[Part of a data file]
------

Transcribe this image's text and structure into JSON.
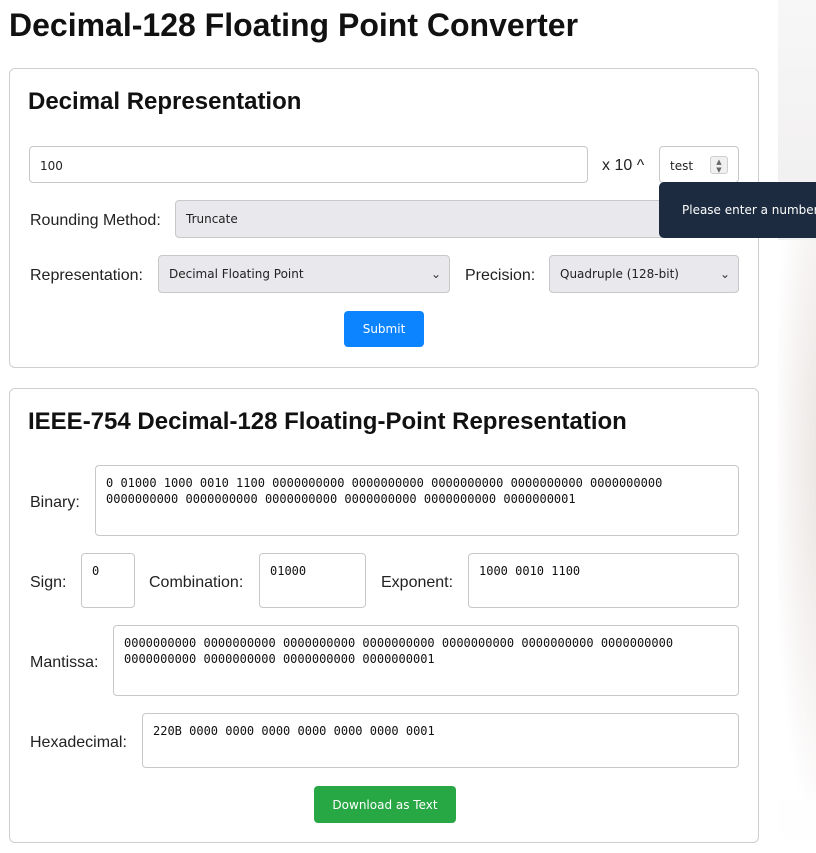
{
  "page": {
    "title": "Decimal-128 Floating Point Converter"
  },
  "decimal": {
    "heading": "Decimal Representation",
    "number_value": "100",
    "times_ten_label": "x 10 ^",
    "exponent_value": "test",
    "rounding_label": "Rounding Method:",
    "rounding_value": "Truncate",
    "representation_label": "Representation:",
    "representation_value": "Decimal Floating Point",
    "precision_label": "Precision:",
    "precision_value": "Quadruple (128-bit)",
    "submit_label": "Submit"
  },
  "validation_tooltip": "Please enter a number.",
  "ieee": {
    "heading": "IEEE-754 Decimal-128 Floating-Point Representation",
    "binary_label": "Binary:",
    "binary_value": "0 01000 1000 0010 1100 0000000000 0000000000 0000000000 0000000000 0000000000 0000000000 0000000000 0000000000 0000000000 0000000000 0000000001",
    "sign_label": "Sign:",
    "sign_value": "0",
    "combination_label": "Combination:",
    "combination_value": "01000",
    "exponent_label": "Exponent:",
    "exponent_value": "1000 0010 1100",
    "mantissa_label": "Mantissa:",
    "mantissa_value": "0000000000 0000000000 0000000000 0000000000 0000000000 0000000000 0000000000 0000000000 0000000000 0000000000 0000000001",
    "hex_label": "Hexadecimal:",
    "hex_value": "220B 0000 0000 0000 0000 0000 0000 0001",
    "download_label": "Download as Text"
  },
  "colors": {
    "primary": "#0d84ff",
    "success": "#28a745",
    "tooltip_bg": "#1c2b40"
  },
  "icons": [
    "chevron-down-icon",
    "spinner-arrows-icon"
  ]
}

------

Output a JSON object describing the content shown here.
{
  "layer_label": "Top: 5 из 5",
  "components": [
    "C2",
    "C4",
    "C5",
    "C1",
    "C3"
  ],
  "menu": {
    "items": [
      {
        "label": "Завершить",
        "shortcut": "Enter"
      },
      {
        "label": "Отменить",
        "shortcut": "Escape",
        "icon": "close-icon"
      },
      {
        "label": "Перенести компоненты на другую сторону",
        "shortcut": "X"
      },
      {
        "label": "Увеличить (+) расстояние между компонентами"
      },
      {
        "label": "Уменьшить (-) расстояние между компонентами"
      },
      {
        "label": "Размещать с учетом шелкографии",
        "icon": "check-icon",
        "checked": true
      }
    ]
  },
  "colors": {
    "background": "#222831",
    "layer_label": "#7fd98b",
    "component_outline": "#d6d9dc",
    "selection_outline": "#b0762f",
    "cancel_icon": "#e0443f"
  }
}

------

◆ Work to do ◆
Identify the lines that contain the string "Floating", and copy every one of them.

◆ Exercise answer ◆
    "title": "Decimal-128 Floating Point Converter"
    "representation_value": "Decimal Floating Point",
    "heading": "IEEE-754 Decimal-128 Floating-Point Representation",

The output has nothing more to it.